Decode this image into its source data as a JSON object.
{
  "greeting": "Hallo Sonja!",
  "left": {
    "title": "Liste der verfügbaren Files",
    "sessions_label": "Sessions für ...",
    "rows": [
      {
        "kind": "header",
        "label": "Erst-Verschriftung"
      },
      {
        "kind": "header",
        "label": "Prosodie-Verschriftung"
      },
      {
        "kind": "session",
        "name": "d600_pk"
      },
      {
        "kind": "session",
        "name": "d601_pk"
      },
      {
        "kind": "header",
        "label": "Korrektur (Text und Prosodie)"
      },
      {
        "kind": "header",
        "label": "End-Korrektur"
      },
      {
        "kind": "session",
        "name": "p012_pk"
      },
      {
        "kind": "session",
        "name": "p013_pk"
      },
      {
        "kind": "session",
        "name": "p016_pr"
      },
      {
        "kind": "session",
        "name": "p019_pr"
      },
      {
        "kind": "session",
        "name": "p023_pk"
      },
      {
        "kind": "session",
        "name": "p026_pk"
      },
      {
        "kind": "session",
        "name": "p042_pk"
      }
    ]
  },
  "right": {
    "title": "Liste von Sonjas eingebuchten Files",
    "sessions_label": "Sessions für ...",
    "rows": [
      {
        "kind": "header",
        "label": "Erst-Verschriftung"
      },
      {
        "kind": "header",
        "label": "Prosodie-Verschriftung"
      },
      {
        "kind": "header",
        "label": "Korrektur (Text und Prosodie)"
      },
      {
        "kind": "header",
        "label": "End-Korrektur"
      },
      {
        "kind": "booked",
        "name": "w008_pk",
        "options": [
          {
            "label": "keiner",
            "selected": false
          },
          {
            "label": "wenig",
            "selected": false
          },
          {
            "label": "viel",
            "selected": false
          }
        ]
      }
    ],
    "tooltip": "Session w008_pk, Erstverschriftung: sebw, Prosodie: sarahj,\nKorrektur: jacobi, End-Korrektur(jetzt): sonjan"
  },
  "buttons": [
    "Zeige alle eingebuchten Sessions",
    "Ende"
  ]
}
—————
- **Exercise instructions**
What is needed here is an exact reproduction of all the entries.

- **Solution for this exercise**
Decode this image into its source data as a JSON object.
{
  "greeting": "Hallo Sonja!",
  "left": {
    "title": "Liste der verfügbaren Files",
    "sessions_label": "Sessions für ...",
    "rows": [
      {
        "kind": "header",
        "label": "Erst-Verschriftung"
      },
      {
        "kind": "header",
        "label": "Prosodie-Verschriftung"
      },
      {
        "kind": "session",
        "name": "d600_pk"
      },
      {
        "kind": "session",
        "name": "d601_pk"
      },
      {
        "kind": "header",
        "label": "Korrektur (Text und Prosodie)"
      },
      {
        "kind": "header",
        "label": "End-Korrektur"
      },
      {
        "kind": "session",
        "name": "p012_pk"
      },
      {
        "kind": "session",
        "name": "p013_pk"
      },
      {
        "kind": "session",
        "name": "p016_pr"
      },
      {
        "kind": "session",
        "name": "p019_pr"
      },
      {
        "kind": "session",
        "name": "p023_pk"
      },
      {
        "kind": "session",
        "name": "p026_pk"
      },
      {
        "kind": "session",
        "name": "p042_pk"
      }
    ]
  },
  "right": {
    "title": "Liste von Sonjas eingebuchten Files",
    "sessions_label": "Sessions für ...",
    "rows": [
      {
        "kind": "header",
        "label": "Erst-Verschriftung"
      },
      {
        "kind": "header",
        "label": "Prosodie-Verschriftung"
      },
      {
        "kind": "header",
        "label": "Korrektur (Text und Prosodie)"
      },
      {
        "kind": "header",
        "label": "End-Korrektur"
      },
      {
        "kind": "booked",
        "name": "w008_pk",
        "options": [
          {
            "label": "keiner",
            "selected": false
          },
          {
            "label": "wenig",
            "selected": false
          },
          {
            "label": "viel",
            "selected": false
          }
        ]
      }
    ],
    "tooltip": "Session w008_pk, Erstverschriftung: sebw, Prosodie: sarahj,\nKorrektur: jacobi, End-Korrektur(jetzt): sonjan"
  },
  "buttons": [
    "Zeige alle eingebuchten Sessions",
    "Ende"
  ]
}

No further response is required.